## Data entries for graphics
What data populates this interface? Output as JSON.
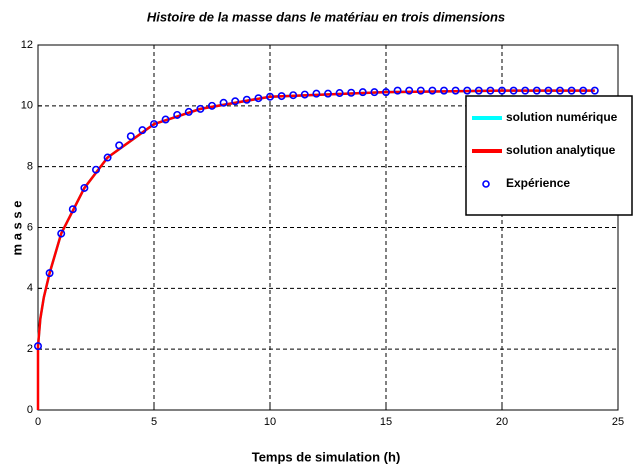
{
  "chart_data": {
    "type": "line",
    "title": "Histoire de la masse dans le matériau en trois dimensions",
    "xlabel": "Temps de simulation (h)",
    "ylabel": "m a s s e",
    "xlim": [
      0,
      25
    ],
    "xticks": [
      0,
      5,
      10,
      15,
      20,
      25
    ],
    "ylim": [
      0,
      12
    ],
    "yticks": [
      0,
      2,
      4,
      6,
      8,
      10,
      12
    ],
    "grid": true,
    "legend": "east",
    "series": [
      {
        "name": "solution numérique",
        "color": "#00ffff",
        "marker": "none",
        "x": [
          0,
          0.1,
          0.25,
          0.5,
          1,
          2,
          3,
          5,
          7,
          10,
          15,
          20,
          24
        ],
        "values": [
          2.1,
          3,
          3.7,
          4.5,
          5.8,
          7.3,
          8.3,
          9.4,
          9.9,
          10.3,
          10.45,
          10.5,
          10.5
        ]
      },
      {
        "name": "solution analytique",
        "color": "#ff0000",
        "marker": "none",
        "x": [
          0,
          0,
          0.1,
          0.25,
          0.5,
          1,
          2,
          3,
          5,
          7,
          10,
          15,
          20,
          24
        ],
        "values": [
          0,
          2.1,
          3,
          3.7,
          4.5,
          5.8,
          7.3,
          8.3,
          9.4,
          9.9,
          10.3,
          10.45,
          10.5,
          10.5
        ]
      },
      {
        "name": "Expérience",
        "color": "#0000ff",
        "marker": "o",
        "x": [
          0,
          0.5,
          1,
          1.5,
          2,
          2.5,
          3,
          3.5,
          4,
          4.5,
          5,
          5.5,
          6,
          6.5,
          7,
          7.5,
          8,
          8.5,
          9,
          9.5,
          10,
          10.5,
          11,
          11.5,
          12,
          12.5,
          13,
          13.5,
          14,
          14.5,
          15,
          15.5,
          16,
          16.5,
          17,
          17.5,
          18,
          18.5,
          19,
          19.5,
          20,
          20.5,
          21,
          21.5,
          22,
          22.5,
          23,
          23.5,
          24
        ],
        "values": [
          2.1,
          4.5,
          5.8,
          6.6,
          7.3,
          7.9,
          8.3,
          8.7,
          9.0,
          9.2,
          9.4,
          9.55,
          9.7,
          9.8,
          9.9,
          10.0,
          10.1,
          10.15,
          10.2,
          10.25,
          10.3,
          10.32,
          10.35,
          10.37,
          10.4,
          10.4,
          10.42,
          10.43,
          10.45,
          10.45,
          10.45,
          10.5,
          10.5,
          10.5,
          10.5,
          10.5,
          10.5,
          10.5,
          10.5,
          10.5,
          10.5,
          10.5,
          10.5,
          10.5,
          10.5,
          10.5,
          10.5,
          10.5,
          10.5
        ]
      }
    ]
  }
}
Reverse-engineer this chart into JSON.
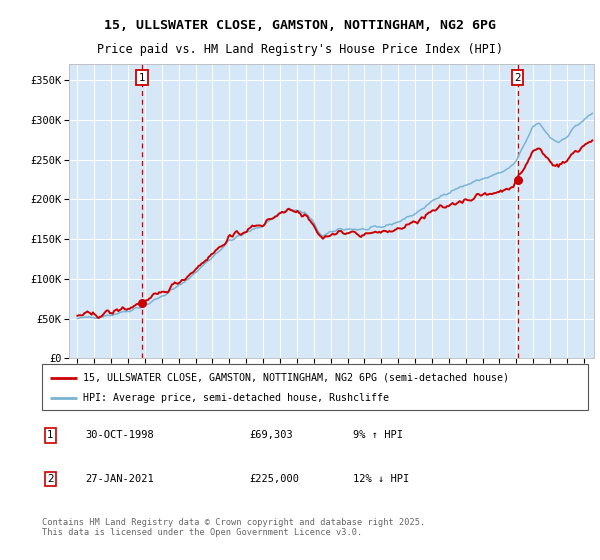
{
  "title_line1": "15, ULLSWATER CLOSE, GAMSTON, NOTTINGHAM, NG2 6PG",
  "title_line2": "Price paid vs. HM Land Registry's House Price Index (HPI)",
  "bg_color": "#d6e8f7",
  "hpi_color": "#7ab3d4",
  "price_color": "#cc0000",
  "marker_color": "#cc0000",
  "vline_color": "#cc0000",
  "sale1_date": 1998.83,
  "sale1_price": 69303,
  "sale2_date": 2021.07,
  "sale2_price": 225000,
  "ylim": [
    0,
    370000
  ],
  "xlim_start": 1994.5,
  "xlim_end": 2025.6,
  "ylabel_ticks": [
    0,
    50000,
    100000,
    150000,
    200000,
    250000,
    300000,
    350000
  ],
  "ylabel_labels": [
    "£0",
    "£50K",
    "£100K",
    "£150K",
    "£200K",
    "£250K",
    "£300K",
    "£350K"
  ],
  "legend_line1": "15, ULLSWATER CLOSE, GAMSTON, NOTTINGHAM, NG2 6PG (semi-detached house)",
  "legend_line2": "HPI: Average price, semi-detached house, Rushcliffe",
  "footnote": "Contains HM Land Registry data © Crown copyright and database right 2025.\nThis data is licensed under the Open Government Licence v3.0."
}
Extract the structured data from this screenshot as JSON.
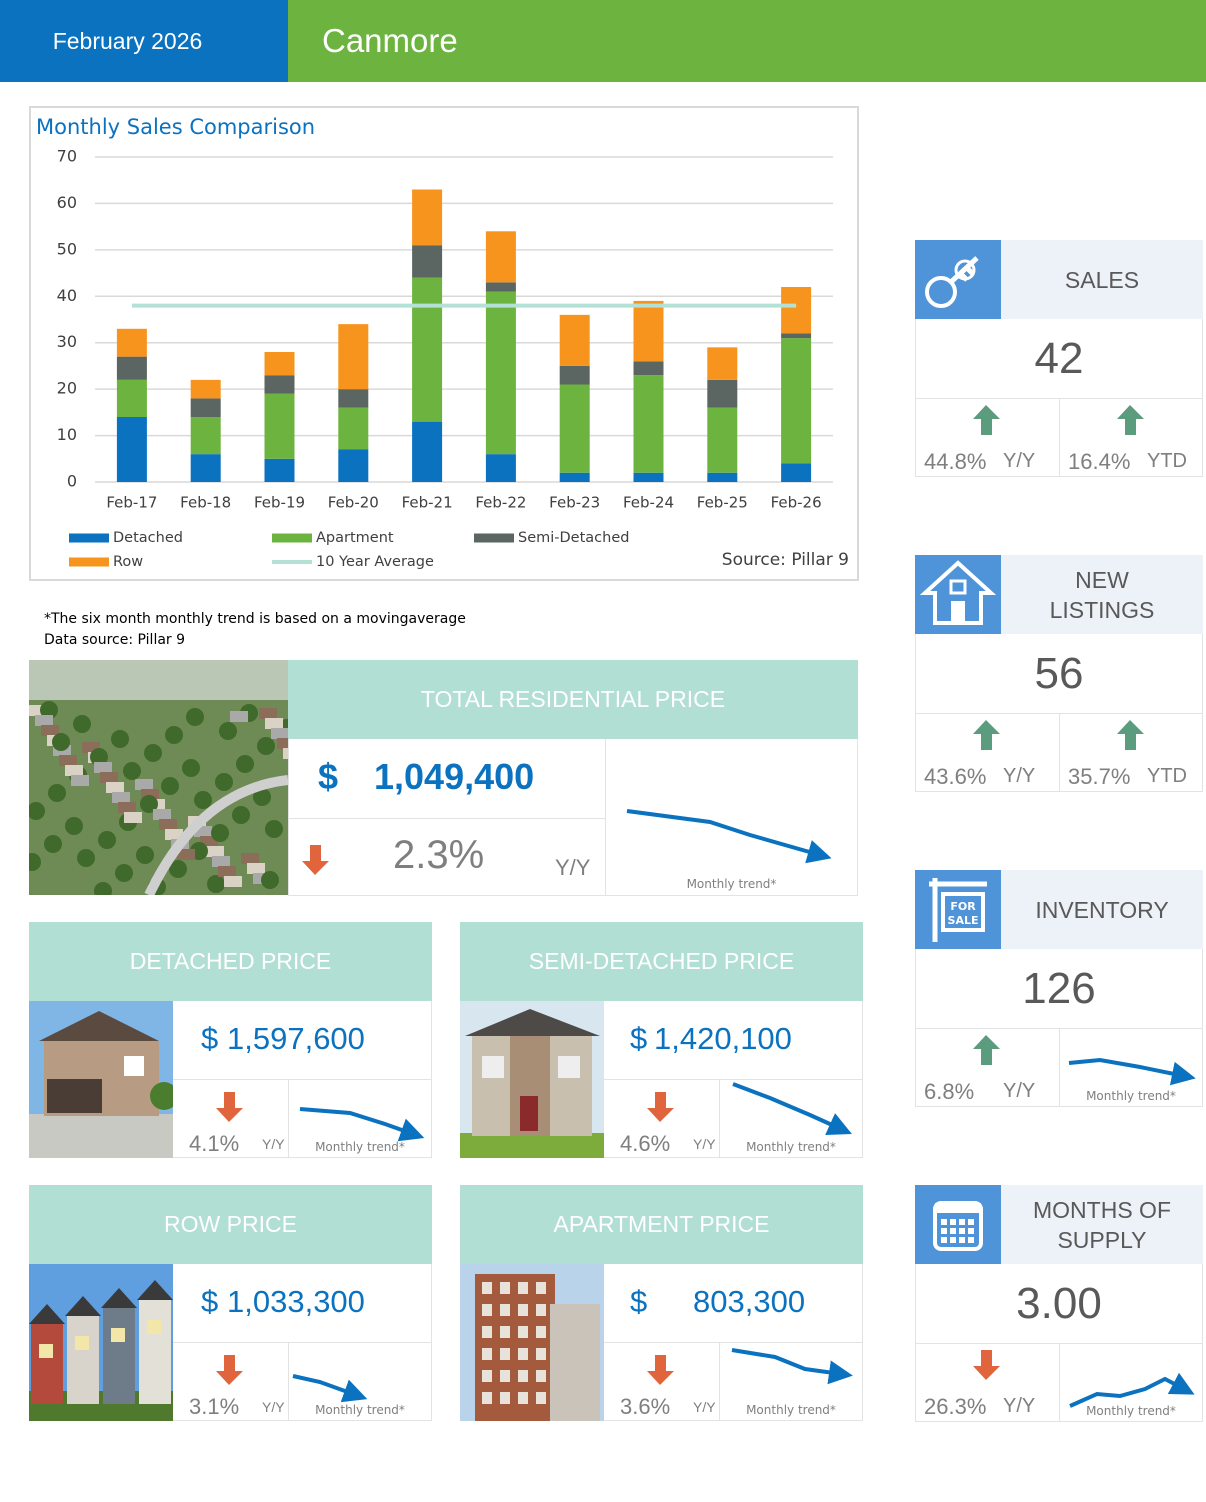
{
  "header": {
    "date": "February 2026",
    "location": "Canmore"
  },
  "chart_data": {
    "type": "bar",
    "stacked": true,
    "title": "Monthly Sales Comparison",
    "source": "Source: Pillar 9",
    "categories": [
      "Feb-17",
      "Feb-18",
      "Feb-19",
      "Feb-20",
      "Feb-21",
      "Feb-22",
      "Feb-23",
      "Feb-24",
      "Feb-25",
      "Feb-26"
    ],
    "series": [
      {
        "name": "Detached",
        "color": "#0b72c0",
        "values": [
          14,
          6,
          5,
          7,
          13,
          6,
          2,
          2,
          2,
          4
        ]
      },
      {
        "name": "Apartment",
        "color": "#6cb33f",
        "values": [
          8,
          8,
          14,
          9,
          31,
          35,
          19,
          21,
          14,
          27
        ]
      },
      {
        "name": "Semi-Detached",
        "color": "#5b6663",
        "values": [
          5,
          4,
          4,
          4,
          7,
          2,
          4,
          3,
          6,
          1
        ]
      },
      {
        "name": "Row",
        "color": "#f7941d",
        "values": [
          6,
          4,
          5,
          14,
          12,
          11,
          11,
          13,
          7,
          10
        ]
      },
      {
        "name": "10 Year Average",
        "color": "#b3e1d6",
        "type": "line",
        "values": [
          38,
          38,
          38,
          38,
          38,
          38,
          38,
          38,
          38,
          38
        ]
      }
    ],
    "ylim": [
      0,
      70
    ],
    "yticks": [
      0,
      10,
      20,
      30,
      40,
      50,
      60,
      70
    ],
    "grid": true
  },
  "notes": [
    "*The six month monthly trend is based on a movingaverage",
    "Data source: Pillar 9"
  ],
  "price_cards": [
    {
      "title": "TOTAL RESIDENTIAL PRICE",
      "currency": "$",
      "amount": "1,049,400",
      "change": "2.3%",
      "change_label": "Y/Y",
      "direction": "down",
      "trend_label": "Monthly trend*"
    },
    {
      "title": "DETACHED PRICE",
      "currency": "$",
      "amount": "1,597,600",
      "change": "4.1%",
      "change_label": "Y/Y",
      "direction": "down",
      "trend_label": "Monthly trend*"
    },
    {
      "title": "SEMI-DETACHED PRICE",
      "currency": "$",
      "amount": "1,420,100",
      "change": "4.6%",
      "change_label": "Y/Y",
      "direction": "down",
      "trend_label": "Monthly trend*"
    },
    {
      "title": "ROW PRICE",
      "currency": "$",
      "amount": "1,033,300",
      "change": "3.1%",
      "change_label": "Y/Y",
      "direction": "down",
      "trend_label": "Monthly trend*"
    },
    {
      "title": "APARTMENT PRICE",
      "currency": "$",
      "amount": "803,300",
      "change": "3.6%",
      "change_label": "Y/Y",
      "direction": "down",
      "trend_label": "Monthly trend*"
    }
  ],
  "stat_cards": [
    {
      "title_lines": [
        "SALES"
      ],
      "value": "42",
      "changes": [
        {
          "value": "44.8%",
          "label": "Y/Y",
          "direction": "up"
        },
        {
          "value": "16.4%",
          "label": "YTD",
          "direction": "up"
        }
      ]
    },
    {
      "title_lines": [
        "NEW",
        "LISTINGS"
      ],
      "value": "56",
      "changes": [
        {
          "value": "43.6%",
          "label": "Y/Y",
          "direction": "up"
        },
        {
          "value": "35.7%",
          "label": "YTD",
          "direction": "up"
        }
      ]
    },
    {
      "title_lines": [
        "INVENTORY"
      ],
      "value": "126",
      "changes": [
        {
          "value": "6.8%",
          "label": "Y/Y",
          "direction": "up"
        }
      ],
      "trend_label": "Monthly trend*"
    },
    {
      "title_lines": [
        "MONTHS OF",
        "SUPPLY"
      ],
      "value": "3.00",
      "changes": [
        {
          "value": "26.3%",
          "label": "Y/Y",
          "direction": "down"
        }
      ],
      "trend_label": "Monthly trend*"
    }
  ]
}
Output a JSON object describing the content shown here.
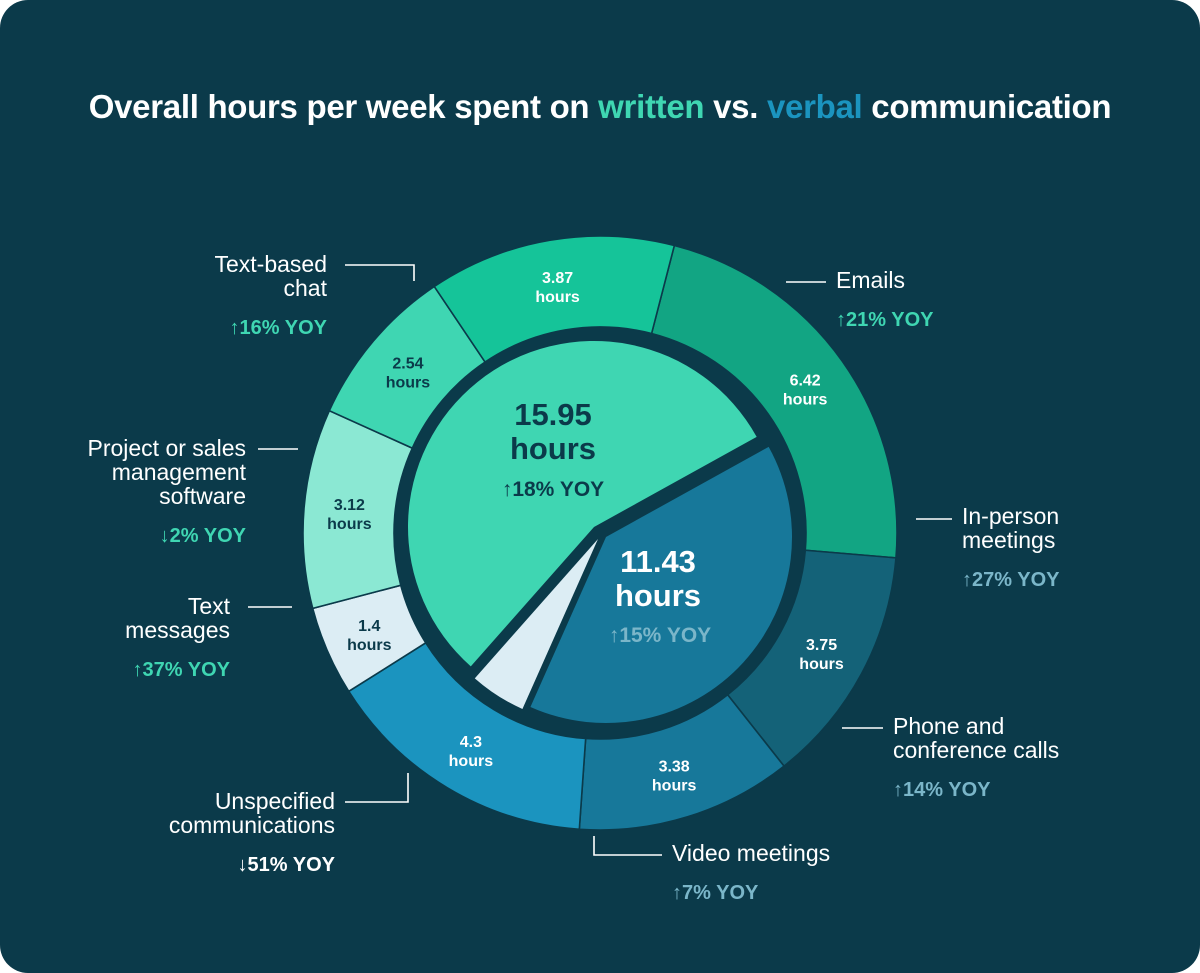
{
  "title": {
    "part1": "Overall hours per week spent on ",
    "written": "written",
    "mid": " vs. ",
    "verbal": "verbal",
    "part2": " communication"
  },
  "colors": {
    "background": "#0b3a4a",
    "written_accent": "#3fd6b2",
    "verbal_accent": "#1b94bf"
  },
  "chart_data": {
    "type": "pie",
    "outer_ring": [
      {
        "id": "emails",
        "label": [
          "Emails"
        ],
        "value": 6.42,
        "value_text": [
          "6.42",
          "hours"
        ],
        "yoy": "↑21% YOY",
        "group": "written",
        "color": "#12a583",
        "text_color": "#ffffff",
        "yoy_color": "#3fd6b2"
      },
      {
        "id": "in-person-meetings",
        "label": [
          "In-person",
          "meetings"
        ],
        "value": 3.75,
        "value_text": [
          "3.75",
          "hours"
        ],
        "yoy": "↑27% YOY",
        "group": "verbal",
        "color": "#146278",
        "text_color": "#ffffff",
        "yoy_color": "#7bb6c9"
      },
      {
        "id": "phone-and-conference-calls",
        "label": [
          "Phone and",
          "conference calls"
        ],
        "value": 3.38,
        "value_text": [
          "3.38",
          "hours"
        ],
        "yoy": "↑14% YOY",
        "group": "verbal",
        "color": "#17789a",
        "text_color": "#ffffff",
        "yoy_color": "#7bb6c9"
      },
      {
        "id": "video-meetings",
        "label": [
          "Video meetings"
        ],
        "value": 4.3,
        "value_text": [
          "4.3",
          "hours"
        ],
        "yoy": "↑7% YOY",
        "group": "verbal",
        "color": "#1b94bf",
        "text_color": "#ffffff",
        "yoy_color": "#7bb6c9"
      },
      {
        "id": "unspecified-communications",
        "label": [
          "Unspecified",
          "communications"
        ],
        "value": 1.4,
        "value_text": [
          "1.4",
          "hours"
        ],
        "yoy": "↓51% YOY",
        "group": "unspecified",
        "color": "#dcedf4",
        "text_color": "#0b3a4a",
        "yoy_color": "#ffffff"
      },
      {
        "id": "text-messages",
        "label": [
          "Text",
          "messages"
        ],
        "value": 3.12,
        "value_text": [
          "3.12",
          "hours"
        ],
        "yoy": "↑37% YOY",
        "group": "written",
        "color": "#8be8d3",
        "text_color": "#0b3a4a",
        "yoy_color": "#3fd6b2"
      },
      {
        "id": "project-or-sales-management-software",
        "label": [
          "Project or sales",
          "management",
          "software"
        ],
        "value": 2.54,
        "value_text": [
          "2.54",
          "hours"
        ],
        "yoy": "↓2% YOY",
        "group": "written",
        "color": "#3fd6b2",
        "text_color": "#0b3a4a",
        "yoy_color": "#3fd6b2"
      },
      {
        "id": "text-based-chat",
        "label": [
          "Text-based",
          "chat"
        ],
        "value": 3.87,
        "value_text": [
          "3.87",
          "hours"
        ],
        "yoy": "↑16% YOY",
        "group": "written",
        "color": "#15c499",
        "text_color": "#ffffff",
        "yoy_color": "#3fd6b2"
      }
    ],
    "inner_pie": [
      {
        "id": "written",
        "value": 15.95,
        "value_text": [
          "15.95",
          "hours"
        ],
        "yoy": "↑18% YOY",
        "color": "#3fd6b2",
        "text_color": "#0b3a4a"
      },
      {
        "id": "verbal",
        "value": 11.43,
        "value_text": [
          "11.43",
          "hours"
        ],
        "yoy": "↑15% YOY",
        "color": "#17789a",
        "text_color": "#ffffff",
        "yoy_color": "#7bb6c9"
      },
      {
        "id": "unspecified",
        "value": 1.4,
        "color": "#dcedf4"
      }
    ]
  }
}
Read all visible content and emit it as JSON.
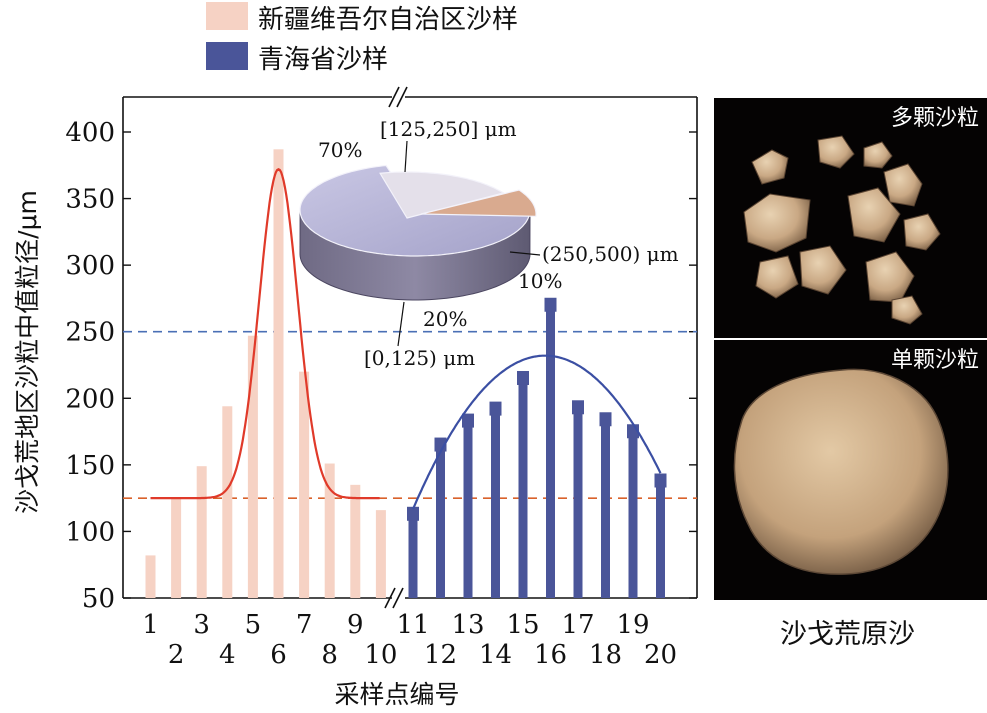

## WHAT YOU SHOULD DO
For the entries shown above, give the number of lines that include the word "JSON", without any other text.

## COMPLETED EXERCISE
5